- _What to work on_
Write out all lines holding the word "them".

========

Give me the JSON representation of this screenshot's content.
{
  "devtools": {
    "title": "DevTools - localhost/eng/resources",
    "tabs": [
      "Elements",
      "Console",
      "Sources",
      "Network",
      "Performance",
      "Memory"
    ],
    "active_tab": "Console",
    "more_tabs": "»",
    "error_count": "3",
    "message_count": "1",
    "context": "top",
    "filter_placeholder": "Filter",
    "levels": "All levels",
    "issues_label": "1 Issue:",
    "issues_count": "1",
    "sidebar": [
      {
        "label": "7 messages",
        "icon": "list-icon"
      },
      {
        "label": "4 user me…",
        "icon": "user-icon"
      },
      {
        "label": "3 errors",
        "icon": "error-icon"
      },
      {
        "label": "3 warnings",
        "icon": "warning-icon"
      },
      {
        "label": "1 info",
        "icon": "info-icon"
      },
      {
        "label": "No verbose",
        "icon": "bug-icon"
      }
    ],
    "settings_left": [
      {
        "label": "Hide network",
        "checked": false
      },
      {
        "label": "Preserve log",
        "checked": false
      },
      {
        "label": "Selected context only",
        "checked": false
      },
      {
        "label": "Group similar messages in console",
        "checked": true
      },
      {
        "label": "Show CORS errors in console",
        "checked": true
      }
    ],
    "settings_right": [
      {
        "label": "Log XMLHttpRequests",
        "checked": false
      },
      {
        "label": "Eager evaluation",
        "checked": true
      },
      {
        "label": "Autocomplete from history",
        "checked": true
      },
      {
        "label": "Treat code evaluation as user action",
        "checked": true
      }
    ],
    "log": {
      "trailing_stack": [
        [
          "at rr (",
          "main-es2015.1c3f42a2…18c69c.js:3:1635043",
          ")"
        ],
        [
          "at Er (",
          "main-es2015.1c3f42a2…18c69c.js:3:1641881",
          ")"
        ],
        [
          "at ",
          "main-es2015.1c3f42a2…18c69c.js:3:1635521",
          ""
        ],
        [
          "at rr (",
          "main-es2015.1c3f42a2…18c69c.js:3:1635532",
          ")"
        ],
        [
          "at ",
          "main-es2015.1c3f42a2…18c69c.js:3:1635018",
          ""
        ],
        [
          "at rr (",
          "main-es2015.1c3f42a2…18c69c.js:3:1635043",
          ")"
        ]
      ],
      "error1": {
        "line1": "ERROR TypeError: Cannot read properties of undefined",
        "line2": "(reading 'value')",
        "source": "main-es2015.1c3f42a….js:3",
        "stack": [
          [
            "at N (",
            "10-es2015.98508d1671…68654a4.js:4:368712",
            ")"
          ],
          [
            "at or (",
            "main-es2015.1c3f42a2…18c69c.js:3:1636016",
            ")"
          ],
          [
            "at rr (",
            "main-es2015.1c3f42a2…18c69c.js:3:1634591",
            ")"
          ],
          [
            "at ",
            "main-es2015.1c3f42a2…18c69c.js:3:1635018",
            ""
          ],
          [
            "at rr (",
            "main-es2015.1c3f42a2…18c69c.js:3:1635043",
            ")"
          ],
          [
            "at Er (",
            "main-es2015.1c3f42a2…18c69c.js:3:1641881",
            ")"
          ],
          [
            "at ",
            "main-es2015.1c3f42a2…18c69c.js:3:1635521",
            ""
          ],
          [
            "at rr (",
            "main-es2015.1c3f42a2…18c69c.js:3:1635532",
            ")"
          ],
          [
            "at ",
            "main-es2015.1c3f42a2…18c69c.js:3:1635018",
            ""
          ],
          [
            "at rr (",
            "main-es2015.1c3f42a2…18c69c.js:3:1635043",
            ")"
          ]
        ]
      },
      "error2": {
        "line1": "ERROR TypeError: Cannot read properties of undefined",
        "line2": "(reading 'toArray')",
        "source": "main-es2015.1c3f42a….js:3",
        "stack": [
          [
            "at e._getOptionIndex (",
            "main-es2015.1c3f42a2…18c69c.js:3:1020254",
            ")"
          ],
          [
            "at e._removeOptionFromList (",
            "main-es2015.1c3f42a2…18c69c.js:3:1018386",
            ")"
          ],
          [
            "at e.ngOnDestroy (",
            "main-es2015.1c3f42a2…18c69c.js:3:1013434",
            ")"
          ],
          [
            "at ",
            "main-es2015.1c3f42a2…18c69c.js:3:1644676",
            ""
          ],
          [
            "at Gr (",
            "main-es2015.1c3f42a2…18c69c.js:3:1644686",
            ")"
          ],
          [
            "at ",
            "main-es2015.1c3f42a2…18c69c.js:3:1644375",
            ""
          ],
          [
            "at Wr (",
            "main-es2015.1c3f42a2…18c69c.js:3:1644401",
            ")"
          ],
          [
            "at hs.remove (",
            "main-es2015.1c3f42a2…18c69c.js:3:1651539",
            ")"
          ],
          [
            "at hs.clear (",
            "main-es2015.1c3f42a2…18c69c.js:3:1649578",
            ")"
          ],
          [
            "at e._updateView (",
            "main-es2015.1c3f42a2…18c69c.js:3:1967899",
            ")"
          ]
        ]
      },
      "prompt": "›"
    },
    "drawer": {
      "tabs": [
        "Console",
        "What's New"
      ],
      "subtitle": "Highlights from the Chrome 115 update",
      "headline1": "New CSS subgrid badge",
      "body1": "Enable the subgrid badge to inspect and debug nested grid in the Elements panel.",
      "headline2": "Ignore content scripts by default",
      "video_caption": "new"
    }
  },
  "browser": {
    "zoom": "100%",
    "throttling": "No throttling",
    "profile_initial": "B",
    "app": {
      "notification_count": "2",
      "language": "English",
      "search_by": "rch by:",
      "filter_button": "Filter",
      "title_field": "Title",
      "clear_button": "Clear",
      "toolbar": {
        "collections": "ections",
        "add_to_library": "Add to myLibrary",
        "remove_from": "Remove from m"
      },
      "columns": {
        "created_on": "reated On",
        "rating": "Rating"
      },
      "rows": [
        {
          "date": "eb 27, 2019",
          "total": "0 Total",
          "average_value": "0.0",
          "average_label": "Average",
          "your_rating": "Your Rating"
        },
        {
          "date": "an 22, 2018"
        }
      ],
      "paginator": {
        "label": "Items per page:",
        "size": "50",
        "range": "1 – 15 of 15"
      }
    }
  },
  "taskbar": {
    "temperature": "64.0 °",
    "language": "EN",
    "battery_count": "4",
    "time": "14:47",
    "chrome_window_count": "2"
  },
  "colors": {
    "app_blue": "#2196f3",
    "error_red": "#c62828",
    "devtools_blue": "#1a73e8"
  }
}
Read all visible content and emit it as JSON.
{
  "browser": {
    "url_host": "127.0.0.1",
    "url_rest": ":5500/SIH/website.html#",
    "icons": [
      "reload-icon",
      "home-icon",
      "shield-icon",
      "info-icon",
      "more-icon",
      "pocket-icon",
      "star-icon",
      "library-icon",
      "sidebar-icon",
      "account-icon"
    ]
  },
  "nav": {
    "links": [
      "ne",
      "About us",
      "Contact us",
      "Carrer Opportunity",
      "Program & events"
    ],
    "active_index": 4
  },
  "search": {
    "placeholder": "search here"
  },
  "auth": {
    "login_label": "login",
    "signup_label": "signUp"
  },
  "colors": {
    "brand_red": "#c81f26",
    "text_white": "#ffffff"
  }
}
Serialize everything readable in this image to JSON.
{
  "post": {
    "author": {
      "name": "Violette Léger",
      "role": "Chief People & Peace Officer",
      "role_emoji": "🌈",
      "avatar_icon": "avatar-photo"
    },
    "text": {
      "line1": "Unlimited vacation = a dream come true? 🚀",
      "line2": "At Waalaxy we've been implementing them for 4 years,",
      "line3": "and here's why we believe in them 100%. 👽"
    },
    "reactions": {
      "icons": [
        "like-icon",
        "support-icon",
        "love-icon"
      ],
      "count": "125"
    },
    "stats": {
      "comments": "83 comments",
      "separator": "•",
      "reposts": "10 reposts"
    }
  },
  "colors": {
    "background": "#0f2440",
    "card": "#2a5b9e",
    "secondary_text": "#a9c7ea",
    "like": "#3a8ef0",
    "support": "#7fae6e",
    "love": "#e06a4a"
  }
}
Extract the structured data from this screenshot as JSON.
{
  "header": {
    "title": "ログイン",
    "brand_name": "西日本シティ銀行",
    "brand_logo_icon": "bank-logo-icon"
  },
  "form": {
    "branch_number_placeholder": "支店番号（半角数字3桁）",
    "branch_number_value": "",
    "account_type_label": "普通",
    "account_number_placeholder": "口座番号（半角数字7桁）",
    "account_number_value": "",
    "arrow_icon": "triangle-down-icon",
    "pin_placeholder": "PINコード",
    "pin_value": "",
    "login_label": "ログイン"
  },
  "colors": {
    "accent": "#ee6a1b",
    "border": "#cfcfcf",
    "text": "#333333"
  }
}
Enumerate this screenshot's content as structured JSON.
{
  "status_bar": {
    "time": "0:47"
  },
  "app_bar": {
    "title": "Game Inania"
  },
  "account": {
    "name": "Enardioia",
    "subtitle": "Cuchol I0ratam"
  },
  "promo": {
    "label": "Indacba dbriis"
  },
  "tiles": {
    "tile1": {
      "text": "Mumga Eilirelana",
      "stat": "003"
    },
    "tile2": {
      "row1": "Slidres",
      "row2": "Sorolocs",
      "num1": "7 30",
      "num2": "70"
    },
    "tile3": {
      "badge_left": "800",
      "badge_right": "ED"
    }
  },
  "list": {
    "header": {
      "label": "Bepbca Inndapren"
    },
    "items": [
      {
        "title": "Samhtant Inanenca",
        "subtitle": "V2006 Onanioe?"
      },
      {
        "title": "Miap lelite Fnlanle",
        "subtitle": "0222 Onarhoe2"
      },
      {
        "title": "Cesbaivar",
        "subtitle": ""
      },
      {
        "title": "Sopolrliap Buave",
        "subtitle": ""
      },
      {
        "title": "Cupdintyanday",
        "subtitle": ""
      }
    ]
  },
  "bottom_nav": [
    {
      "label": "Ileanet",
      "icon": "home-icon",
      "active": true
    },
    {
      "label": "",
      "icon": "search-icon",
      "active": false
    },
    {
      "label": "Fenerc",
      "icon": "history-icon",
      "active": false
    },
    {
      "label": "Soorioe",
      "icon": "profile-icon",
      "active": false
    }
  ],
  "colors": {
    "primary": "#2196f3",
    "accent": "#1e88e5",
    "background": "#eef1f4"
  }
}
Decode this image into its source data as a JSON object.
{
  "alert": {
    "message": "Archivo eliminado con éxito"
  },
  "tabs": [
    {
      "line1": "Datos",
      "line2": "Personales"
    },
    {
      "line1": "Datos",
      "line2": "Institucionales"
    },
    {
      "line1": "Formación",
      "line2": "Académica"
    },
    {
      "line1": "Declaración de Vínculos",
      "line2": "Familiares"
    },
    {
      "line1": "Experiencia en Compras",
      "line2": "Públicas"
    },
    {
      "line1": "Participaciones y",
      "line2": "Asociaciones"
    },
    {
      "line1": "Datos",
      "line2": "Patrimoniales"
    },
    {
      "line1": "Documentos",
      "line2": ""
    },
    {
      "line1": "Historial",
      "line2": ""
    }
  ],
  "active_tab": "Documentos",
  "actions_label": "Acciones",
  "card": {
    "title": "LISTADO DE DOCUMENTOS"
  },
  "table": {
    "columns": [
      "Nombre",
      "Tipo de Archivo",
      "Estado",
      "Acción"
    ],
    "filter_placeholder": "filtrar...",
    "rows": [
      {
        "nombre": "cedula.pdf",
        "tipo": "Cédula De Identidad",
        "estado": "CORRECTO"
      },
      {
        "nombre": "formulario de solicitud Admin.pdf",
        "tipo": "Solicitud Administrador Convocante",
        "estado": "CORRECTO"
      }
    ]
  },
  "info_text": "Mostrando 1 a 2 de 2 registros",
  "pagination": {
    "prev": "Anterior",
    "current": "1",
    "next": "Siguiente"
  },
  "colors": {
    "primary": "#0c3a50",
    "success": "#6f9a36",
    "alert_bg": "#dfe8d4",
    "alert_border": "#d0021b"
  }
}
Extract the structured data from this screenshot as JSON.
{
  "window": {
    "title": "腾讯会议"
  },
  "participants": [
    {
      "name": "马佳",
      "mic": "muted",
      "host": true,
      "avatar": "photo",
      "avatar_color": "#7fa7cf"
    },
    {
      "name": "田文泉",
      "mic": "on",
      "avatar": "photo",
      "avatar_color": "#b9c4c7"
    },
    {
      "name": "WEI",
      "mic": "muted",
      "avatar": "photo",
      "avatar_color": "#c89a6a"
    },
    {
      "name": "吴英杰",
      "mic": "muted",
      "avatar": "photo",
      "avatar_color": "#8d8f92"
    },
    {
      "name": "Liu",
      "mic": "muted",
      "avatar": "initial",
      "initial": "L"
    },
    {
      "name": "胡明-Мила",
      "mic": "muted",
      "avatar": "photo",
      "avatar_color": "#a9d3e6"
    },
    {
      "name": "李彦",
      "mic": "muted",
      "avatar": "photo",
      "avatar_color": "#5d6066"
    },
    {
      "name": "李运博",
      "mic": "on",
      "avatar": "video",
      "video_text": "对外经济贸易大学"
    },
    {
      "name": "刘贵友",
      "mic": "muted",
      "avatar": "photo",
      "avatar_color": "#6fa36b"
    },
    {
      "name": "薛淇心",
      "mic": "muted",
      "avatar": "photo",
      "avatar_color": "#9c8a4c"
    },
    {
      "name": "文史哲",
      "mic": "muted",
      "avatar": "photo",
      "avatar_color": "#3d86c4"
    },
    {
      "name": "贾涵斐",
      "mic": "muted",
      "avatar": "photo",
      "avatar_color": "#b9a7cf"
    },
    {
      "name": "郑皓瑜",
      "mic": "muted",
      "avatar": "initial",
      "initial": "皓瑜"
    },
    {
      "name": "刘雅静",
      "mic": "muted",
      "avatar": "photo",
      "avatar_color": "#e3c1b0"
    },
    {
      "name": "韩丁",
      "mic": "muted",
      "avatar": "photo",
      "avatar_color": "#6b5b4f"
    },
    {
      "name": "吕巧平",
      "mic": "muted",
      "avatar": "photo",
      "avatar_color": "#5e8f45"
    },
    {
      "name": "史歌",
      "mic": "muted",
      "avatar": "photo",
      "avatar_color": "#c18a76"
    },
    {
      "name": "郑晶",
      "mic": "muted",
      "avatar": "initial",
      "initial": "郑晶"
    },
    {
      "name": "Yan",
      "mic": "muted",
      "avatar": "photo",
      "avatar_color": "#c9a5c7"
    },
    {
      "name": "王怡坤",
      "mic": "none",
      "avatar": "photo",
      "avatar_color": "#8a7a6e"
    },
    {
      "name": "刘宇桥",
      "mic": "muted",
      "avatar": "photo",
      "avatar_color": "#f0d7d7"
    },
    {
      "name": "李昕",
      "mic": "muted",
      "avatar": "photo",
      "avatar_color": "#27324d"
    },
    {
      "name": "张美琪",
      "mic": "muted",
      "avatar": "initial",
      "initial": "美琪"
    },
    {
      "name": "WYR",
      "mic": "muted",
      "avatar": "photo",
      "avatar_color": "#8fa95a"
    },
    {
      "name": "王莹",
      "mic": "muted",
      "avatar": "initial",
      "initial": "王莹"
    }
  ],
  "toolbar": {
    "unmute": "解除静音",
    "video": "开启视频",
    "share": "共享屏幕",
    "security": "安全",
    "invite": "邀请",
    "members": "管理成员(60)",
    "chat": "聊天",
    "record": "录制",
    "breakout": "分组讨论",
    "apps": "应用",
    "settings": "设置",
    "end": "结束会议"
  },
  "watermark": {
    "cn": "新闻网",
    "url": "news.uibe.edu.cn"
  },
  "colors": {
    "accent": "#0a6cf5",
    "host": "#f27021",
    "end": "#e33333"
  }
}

========

- _Exercise answer_
      "line2": "At Waalaxy we've been implementing them for 4 years,",
      "line3": "and here's why we believe in them 100%. 👽"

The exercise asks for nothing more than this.